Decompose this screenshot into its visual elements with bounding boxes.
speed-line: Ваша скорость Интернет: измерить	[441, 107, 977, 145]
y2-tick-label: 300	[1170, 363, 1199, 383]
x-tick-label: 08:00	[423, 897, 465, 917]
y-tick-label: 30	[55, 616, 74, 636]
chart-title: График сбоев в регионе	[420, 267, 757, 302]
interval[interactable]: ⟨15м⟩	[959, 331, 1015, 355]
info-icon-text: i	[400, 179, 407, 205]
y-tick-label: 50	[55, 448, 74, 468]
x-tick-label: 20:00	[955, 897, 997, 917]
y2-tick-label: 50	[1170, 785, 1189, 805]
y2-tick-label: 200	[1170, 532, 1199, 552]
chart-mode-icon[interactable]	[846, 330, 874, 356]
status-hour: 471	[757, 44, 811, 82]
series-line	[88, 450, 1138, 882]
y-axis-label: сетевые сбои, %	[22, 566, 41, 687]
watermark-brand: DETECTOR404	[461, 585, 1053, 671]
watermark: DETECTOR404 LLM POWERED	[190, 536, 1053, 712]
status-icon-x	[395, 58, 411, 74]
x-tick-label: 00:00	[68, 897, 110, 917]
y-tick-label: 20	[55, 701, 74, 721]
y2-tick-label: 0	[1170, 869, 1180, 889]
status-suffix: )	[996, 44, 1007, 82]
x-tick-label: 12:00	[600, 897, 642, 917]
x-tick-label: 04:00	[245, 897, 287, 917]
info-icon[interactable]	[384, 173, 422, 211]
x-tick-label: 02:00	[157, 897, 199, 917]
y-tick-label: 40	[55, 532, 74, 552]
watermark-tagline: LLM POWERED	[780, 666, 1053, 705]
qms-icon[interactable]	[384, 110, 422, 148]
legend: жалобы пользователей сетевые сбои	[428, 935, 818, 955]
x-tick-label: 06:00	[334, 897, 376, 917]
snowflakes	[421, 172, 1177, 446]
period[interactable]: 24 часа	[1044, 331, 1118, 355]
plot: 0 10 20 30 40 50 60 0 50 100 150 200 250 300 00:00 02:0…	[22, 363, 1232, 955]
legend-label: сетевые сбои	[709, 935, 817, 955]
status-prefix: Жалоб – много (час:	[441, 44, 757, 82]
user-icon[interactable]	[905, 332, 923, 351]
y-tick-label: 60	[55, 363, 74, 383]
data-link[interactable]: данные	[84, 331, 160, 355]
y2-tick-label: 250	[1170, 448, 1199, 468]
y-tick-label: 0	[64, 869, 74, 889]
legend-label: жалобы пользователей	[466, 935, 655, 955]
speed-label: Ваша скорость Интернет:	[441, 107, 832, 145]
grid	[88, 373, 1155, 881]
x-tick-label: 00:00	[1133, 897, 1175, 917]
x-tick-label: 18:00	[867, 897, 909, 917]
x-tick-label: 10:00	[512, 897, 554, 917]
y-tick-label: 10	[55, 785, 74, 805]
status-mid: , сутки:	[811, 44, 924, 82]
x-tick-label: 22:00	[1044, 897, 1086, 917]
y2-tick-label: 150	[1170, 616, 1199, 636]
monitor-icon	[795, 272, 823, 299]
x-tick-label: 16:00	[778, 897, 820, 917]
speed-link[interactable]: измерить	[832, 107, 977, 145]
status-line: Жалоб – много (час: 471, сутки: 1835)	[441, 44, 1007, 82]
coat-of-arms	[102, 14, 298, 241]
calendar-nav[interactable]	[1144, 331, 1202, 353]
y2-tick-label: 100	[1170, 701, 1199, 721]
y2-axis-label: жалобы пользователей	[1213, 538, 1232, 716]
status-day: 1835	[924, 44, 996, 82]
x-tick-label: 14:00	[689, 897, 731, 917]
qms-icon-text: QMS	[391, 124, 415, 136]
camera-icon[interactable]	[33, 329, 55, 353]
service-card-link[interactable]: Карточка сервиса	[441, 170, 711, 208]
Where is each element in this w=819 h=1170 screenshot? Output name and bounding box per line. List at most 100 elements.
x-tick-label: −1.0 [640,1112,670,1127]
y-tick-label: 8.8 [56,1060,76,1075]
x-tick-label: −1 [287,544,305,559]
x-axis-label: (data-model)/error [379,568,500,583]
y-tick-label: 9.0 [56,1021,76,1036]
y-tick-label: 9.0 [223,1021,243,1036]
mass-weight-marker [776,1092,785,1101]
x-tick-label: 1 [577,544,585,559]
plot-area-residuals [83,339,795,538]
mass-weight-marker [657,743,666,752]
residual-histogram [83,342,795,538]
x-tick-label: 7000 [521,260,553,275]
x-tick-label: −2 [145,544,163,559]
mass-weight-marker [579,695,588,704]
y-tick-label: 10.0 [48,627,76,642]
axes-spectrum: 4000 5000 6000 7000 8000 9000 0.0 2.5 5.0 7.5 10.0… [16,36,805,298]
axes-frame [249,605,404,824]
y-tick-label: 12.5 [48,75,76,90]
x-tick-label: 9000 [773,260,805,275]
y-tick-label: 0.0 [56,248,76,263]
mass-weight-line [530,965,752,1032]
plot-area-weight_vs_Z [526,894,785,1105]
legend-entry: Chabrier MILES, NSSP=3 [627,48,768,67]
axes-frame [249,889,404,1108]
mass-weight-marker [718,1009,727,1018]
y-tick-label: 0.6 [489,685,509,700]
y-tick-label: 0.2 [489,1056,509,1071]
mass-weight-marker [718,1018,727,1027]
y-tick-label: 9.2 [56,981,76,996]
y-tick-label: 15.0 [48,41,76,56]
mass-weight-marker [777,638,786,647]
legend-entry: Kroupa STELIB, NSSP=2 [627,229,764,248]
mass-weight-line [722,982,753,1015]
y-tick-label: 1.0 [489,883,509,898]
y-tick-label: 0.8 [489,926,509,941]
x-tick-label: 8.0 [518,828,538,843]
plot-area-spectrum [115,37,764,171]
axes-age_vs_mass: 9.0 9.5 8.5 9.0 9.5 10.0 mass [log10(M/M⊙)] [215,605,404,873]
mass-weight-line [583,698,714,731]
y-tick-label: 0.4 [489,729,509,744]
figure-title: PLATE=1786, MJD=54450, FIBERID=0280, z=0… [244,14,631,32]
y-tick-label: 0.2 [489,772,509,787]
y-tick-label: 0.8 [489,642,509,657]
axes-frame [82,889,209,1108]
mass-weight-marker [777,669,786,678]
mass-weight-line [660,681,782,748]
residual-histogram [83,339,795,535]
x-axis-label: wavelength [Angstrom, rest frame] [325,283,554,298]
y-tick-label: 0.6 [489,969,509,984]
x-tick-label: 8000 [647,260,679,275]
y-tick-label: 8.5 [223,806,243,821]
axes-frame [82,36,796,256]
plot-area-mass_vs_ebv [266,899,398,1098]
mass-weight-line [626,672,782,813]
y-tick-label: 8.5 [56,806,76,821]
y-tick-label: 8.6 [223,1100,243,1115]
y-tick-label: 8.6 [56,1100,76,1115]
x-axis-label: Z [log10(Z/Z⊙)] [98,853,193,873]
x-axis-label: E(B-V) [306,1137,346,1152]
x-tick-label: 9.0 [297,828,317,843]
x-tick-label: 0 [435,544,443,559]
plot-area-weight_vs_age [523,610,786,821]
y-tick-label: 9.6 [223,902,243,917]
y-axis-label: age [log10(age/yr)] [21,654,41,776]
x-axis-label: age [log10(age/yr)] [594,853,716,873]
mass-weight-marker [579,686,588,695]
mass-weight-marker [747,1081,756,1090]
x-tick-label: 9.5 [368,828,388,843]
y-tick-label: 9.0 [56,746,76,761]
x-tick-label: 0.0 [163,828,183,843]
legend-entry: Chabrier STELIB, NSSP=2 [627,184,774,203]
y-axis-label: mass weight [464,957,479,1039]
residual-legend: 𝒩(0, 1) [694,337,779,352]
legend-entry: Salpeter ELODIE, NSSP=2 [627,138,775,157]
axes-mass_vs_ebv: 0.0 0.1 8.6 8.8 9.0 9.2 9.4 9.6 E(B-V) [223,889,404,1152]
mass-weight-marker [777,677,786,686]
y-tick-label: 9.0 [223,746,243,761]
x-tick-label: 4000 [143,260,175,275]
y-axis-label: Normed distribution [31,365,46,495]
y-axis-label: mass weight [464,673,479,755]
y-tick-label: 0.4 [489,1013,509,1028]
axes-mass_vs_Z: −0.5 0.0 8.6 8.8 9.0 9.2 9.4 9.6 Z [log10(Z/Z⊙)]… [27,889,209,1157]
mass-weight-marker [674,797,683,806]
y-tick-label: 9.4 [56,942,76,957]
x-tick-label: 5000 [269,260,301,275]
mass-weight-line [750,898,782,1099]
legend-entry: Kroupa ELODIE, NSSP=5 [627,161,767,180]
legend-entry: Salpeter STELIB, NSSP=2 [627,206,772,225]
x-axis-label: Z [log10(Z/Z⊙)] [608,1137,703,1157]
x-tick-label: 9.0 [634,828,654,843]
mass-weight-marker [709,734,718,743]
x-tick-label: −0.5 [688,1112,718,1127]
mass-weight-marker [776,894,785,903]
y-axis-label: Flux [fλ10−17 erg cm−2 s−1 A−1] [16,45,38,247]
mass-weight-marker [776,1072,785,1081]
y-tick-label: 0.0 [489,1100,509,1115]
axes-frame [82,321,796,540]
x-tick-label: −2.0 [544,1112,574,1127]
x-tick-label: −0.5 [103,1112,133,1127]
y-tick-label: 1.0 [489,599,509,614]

EXERCISE: Reproduce the records verbatim from their first line through the line containing "110, 422, 148]", with both of these lines included.

TASK ANSWER:
Decompose this screenshot into its visual elements with bounding boxes.
speed-line: Ваша скорость Интернет: измерить	[441, 107, 977, 145]
y2-tick-label: 300	[1170, 363, 1199, 383]
x-tick-label: 08:00	[423, 897, 465, 917]
y-tick-label: 30	[55, 616, 74, 636]
chart-title: График сбоев в регионе	[420, 267, 757, 302]
interval[interactable]: ⟨15м⟩	[959, 331, 1015, 355]
info-icon-text: i	[400, 179, 407, 205]
y-tick-label: 50	[55, 448, 74, 468]
x-tick-label: 20:00	[955, 897, 997, 917]
y2-tick-label: 50	[1170, 785, 1189, 805]
y2-tick-label: 200	[1170, 532, 1199, 552]
chart-mode-icon[interactable]	[846, 330, 874, 356]
status-hour: 471	[757, 44, 811, 82]
series-line	[88, 450, 1138, 882]
y-axis-label: сетевые сбои, %	[22, 566, 41, 687]
watermark-brand: DETECTOR404	[461, 585, 1053, 671]
watermark: DETECTOR404 LLM POWERED	[190, 536, 1053, 712]
status-icon-x	[395, 58, 411, 74]
x-tick-label: 00:00	[68, 897, 110, 917]
y-tick-label: 20	[55, 701, 74, 721]
y2-tick-label: 0	[1170, 869, 1180, 889]
status-suffix: )	[996, 44, 1007, 82]
x-tick-label: 12:00	[600, 897, 642, 917]
x-tick-label: 04:00	[245, 897, 287, 917]
info-icon[interactable]	[384, 173, 422, 211]
x-tick-label: 02:00	[157, 897, 199, 917]
y-tick-label: 40	[55, 532, 74, 552]
watermark-tagline: LLM POWERED	[780, 666, 1053, 705]
qms-icon[interactable]	[384, 110, 422, 148]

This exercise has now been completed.